EXERCISE GOAL> Output only the count of lines that contain "last".

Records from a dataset
========================================================================

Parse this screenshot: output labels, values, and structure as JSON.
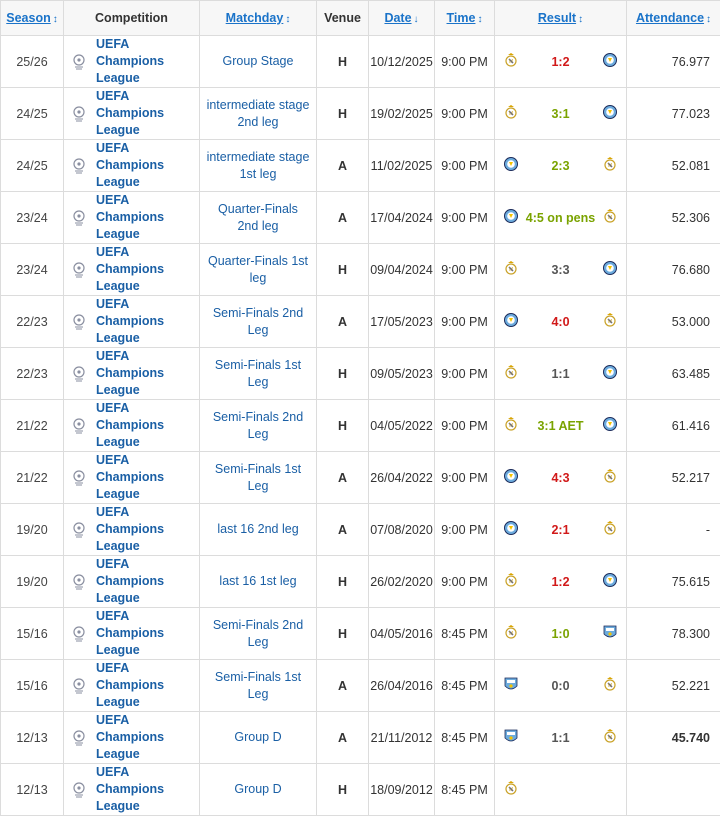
{
  "colors": {
    "loss": "#d11919",
    "win": "#7aa300",
    "draw": "#555555",
    "link": "#1a73c9"
  },
  "header": {
    "season": "Season",
    "competition": "Competition",
    "matchday": "Matchday",
    "venue": "Venue",
    "date": "Date",
    "time": "Time",
    "result": "Result",
    "attendance": "Attendance"
  },
  "rows": [
    {
      "season": "25/26",
      "competition": "UEFA Champions League",
      "matchday": "Group Stage",
      "venue": "H",
      "date": "10/12/2025",
      "time": "9:00 PM",
      "home_crest": "real-madrid-crest",
      "away_crest": "man-city-crest",
      "score": "1:2",
      "result_color": "red",
      "attendance": "76.977"
    },
    {
      "season": "24/25",
      "competition": "UEFA Champions League",
      "matchday": "intermediate stage 2nd leg",
      "venue": "H",
      "date": "19/02/2025",
      "time": "9:00 PM",
      "home_crest": "real-madrid-crest",
      "away_crest": "man-city-crest",
      "score": "3:1",
      "result_color": "green",
      "attendance": "77.023"
    },
    {
      "season": "24/25",
      "competition": "UEFA Champions League",
      "matchday": "intermediate stage 1st leg",
      "venue": "A",
      "date": "11/02/2025",
      "time": "9:00 PM",
      "home_crest": "man-city-crest",
      "away_crest": "real-madrid-crest",
      "score": "2:3",
      "result_color": "green",
      "attendance": "52.081"
    },
    {
      "season": "23/24",
      "competition": "UEFA Champions League",
      "matchday": "Quarter-Finals 2nd leg",
      "venue": "A",
      "date": "17/04/2024",
      "time": "9:00 PM",
      "home_crest": "man-city-crest",
      "away_crest": "real-madrid-crest",
      "score": "4:5 on pens",
      "result_color": "green",
      "attendance": "52.306"
    },
    {
      "season": "23/24",
      "competition": "UEFA Champions League",
      "matchday": "Quarter-Finals 1st leg",
      "venue": "H",
      "date": "09/04/2024",
      "time": "9:00 PM",
      "home_crest": "real-madrid-crest",
      "away_crest": "man-city-crest",
      "score": "3:3",
      "result_color": "gray",
      "attendance": "76.680"
    },
    {
      "season": "22/23",
      "competition": "UEFA Champions League",
      "matchday": "Semi-Finals 2nd Leg",
      "venue": "A",
      "date": "17/05/2023",
      "time": "9:00 PM",
      "home_crest": "man-city-crest",
      "away_crest": "real-madrid-crest",
      "score": "4:0",
      "result_color": "red",
      "attendance": "53.000"
    },
    {
      "season": "22/23",
      "competition": "UEFA Champions League",
      "matchday": "Semi-Finals 1st Leg",
      "venue": "H",
      "date": "09/05/2023",
      "time": "9:00 PM",
      "home_crest": "real-madrid-crest",
      "away_crest": "man-city-crest",
      "score": "1:1",
      "result_color": "gray",
      "attendance": "63.485"
    },
    {
      "season": "21/22",
      "competition": "UEFA Champions League",
      "matchday": "Semi-Finals 2nd Leg",
      "venue": "H",
      "date": "04/05/2022",
      "time": "9:00 PM",
      "home_crest": "real-madrid-crest",
      "away_crest": "man-city-crest",
      "score": "3:1 AET",
      "result_color": "green",
      "attendance": "61.416"
    },
    {
      "season": "21/22",
      "competition": "UEFA Champions League",
      "matchday": "Semi-Finals 1st Leg",
      "venue": "A",
      "date": "26/04/2022",
      "time": "9:00 PM",
      "home_crest": "man-city-crest",
      "away_crest": "real-madrid-crest",
      "score": "4:3",
      "result_color": "red",
      "attendance": "52.217"
    },
    {
      "season": "19/20",
      "competition": "UEFA Champions League",
      "matchday": "last 16 2nd leg",
      "venue": "A",
      "date": "07/08/2020",
      "time": "9:00 PM",
      "home_crest": "man-city-crest",
      "away_crest": "real-madrid-crest",
      "score": "2:1",
      "result_color": "red",
      "attendance": "-"
    },
    {
      "season": "19/20",
      "competition": "UEFA Champions League",
      "matchday": "last 16 1st leg",
      "venue": "H",
      "date": "26/02/2020",
      "time": "9:00 PM",
      "home_crest": "real-madrid-crest",
      "away_crest": "man-city-crest",
      "score": "1:2",
      "result_color": "red",
      "attendance": "75.615"
    },
    {
      "season": "15/16",
      "competition": "UEFA Champions League",
      "matchday": "Semi-Finals 2nd Leg",
      "venue": "H",
      "date": "04/05/2016",
      "time": "8:45 PM",
      "home_crest": "real-madrid-crest",
      "away_crest": "man-city-old-crest",
      "score": "1:0",
      "result_color": "green",
      "attendance": "78.300"
    },
    {
      "season": "15/16",
      "competition": "UEFA Champions League",
      "matchday": "Semi-Finals 1st Leg",
      "venue": "A",
      "date": "26/04/2016",
      "time": "8:45 PM",
      "home_crest": "man-city-old-crest",
      "away_crest": "real-madrid-crest",
      "score": "0:0",
      "result_color": "gray",
      "attendance": "52.221"
    },
    {
      "season": "12/13",
      "competition": "UEFA Champions League",
      "matchday": "Group D",
      "venue": "A",
      "date": "21/11/2012",
      "time": "8:45 PM",
      "home_crest": "man-city-old-crest",
      "away_crest": "real-madrid-crest",
      "score": "1:1",
      "result_color": "gray",
      "attendance": "45.740",
      "attendance_bold": true
    },
    {
      "season": "12/13",
      "competition": "UEFA Champions League",
      "matchday": "Group D",
      "venue": "H",
      "date": "18/09/2012",
      "time": "8:45 PM",
      "home_crest": "real-madrid-crest",
      "away_crest": "",
      "score": "",
      "result_color": "gray",
      "attendance": ""
    }
  ]
}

========================================================================

RESULT OF THIS EXERCISE> 2